SOURCE EXCERPT:
=======
Re: [PATCH RFC v2 6/9] mm/khugepaged: remove reuse_swap_page() usage

From: Yang Shi
Date: Thu Jan 27 2022 - 16:23:57 EST


On Wed, Jan 26, 2022 at 2:00 AM David Hildenbrand <david@xxxxxxxxxx> wrote:
>
> reuse_swap_page() currently indicates if we can write to an anon page
> without COW. A COW is required if the page is shared by multiple
> processes (either already mapped or via swap entries) or if there is
> concurrent writeback that cannot tolerate concurrent page modifications.
>
> reuse_swap_page() doesn't check for pending references from other
> processes that already unmapped the page, however,
> is_refcount_suitable() essentially does the same thing in the context of
> khugepaged. khugepaged is the last remaining user of reuse_swap_page() and
> we want to remove that function.
>
> In the context of khugepaged, we are not actually going to write to the
> page and we don't really care about other processes mapping the page:
> for example, without swap, we don't care about shared pages at all.
>
> The current logic seems to be:
> * Writable: -> Not shared, but might be in the swapcache. Nobody can
> fault it in from the swapcache as there are no other swap entries.
> * Readable and not in the swapcache: Might be shared (but nobody can
> fault it in from the swapcache).
> * Readable and in the swapcache: Might be shared and someone might be
> able to fault it in from the swapcache. Make sure we're the exclusive
> owner via reuse_swap_page().
=======
DATA EXTRACT:
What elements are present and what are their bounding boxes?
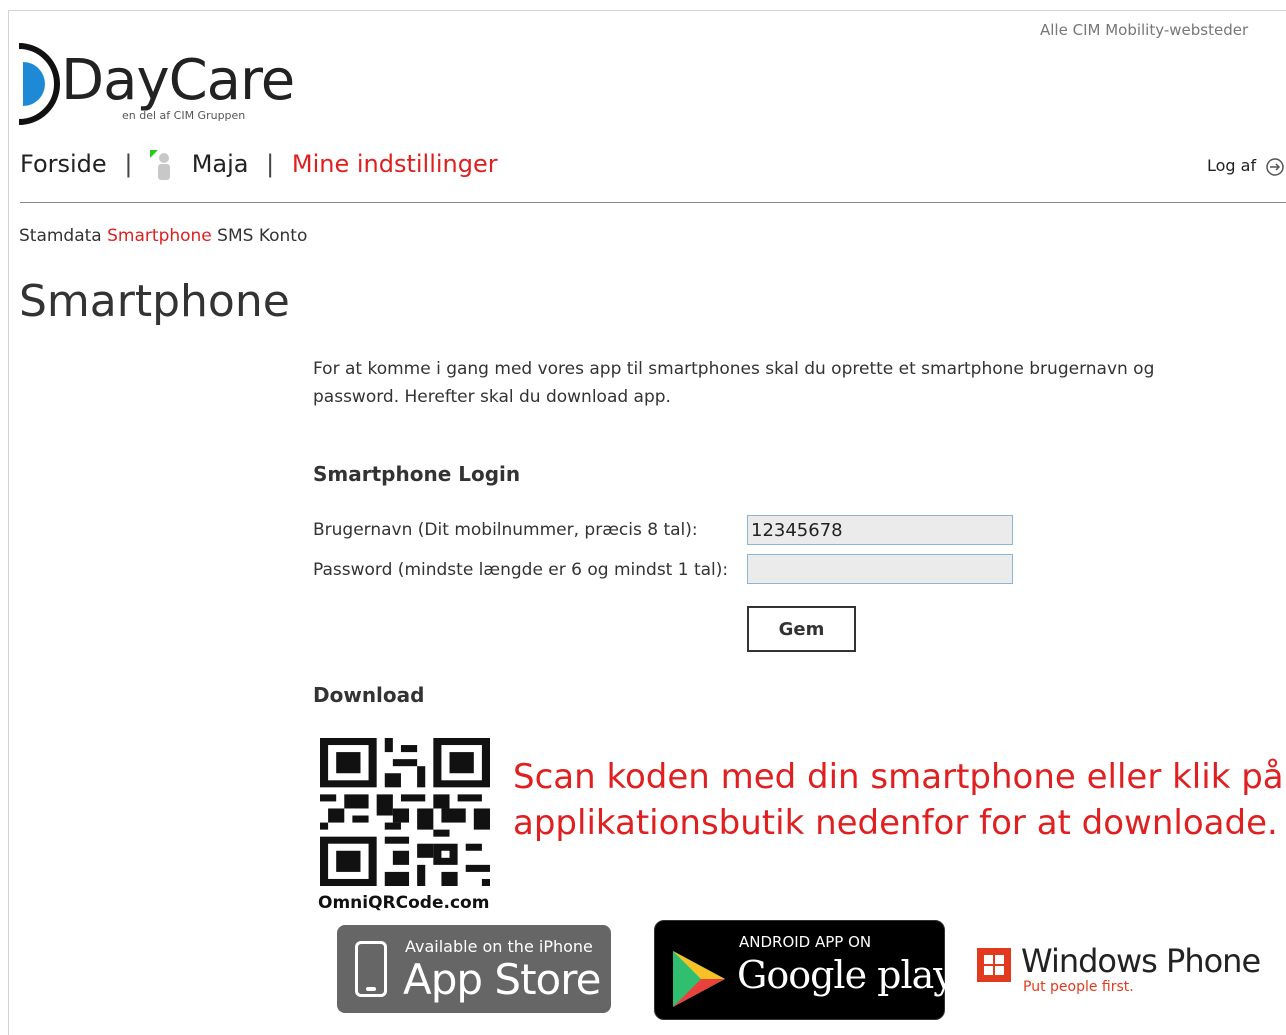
=======
JOBS:
[a] In the patch discussion, what is the last remaining user of reuse_swap_page()?
[b] Rewrite the paragraph of the patch discussion that begins "reuse_swap_page() currently indicates" as a short list, keeping its main facts.
You won't need the data on this page.

RESULTS BY TASK:
[a] khugepaged

[b]
- reuse_swap_page() currently indicates whether an anon page can be written to without COW.
- A COW is required if the page is shared by multiple processes, either already mapped or via swap entries.
- A COW is also required if there is concurrent writeback that cannot tolerate concurrent page modifications.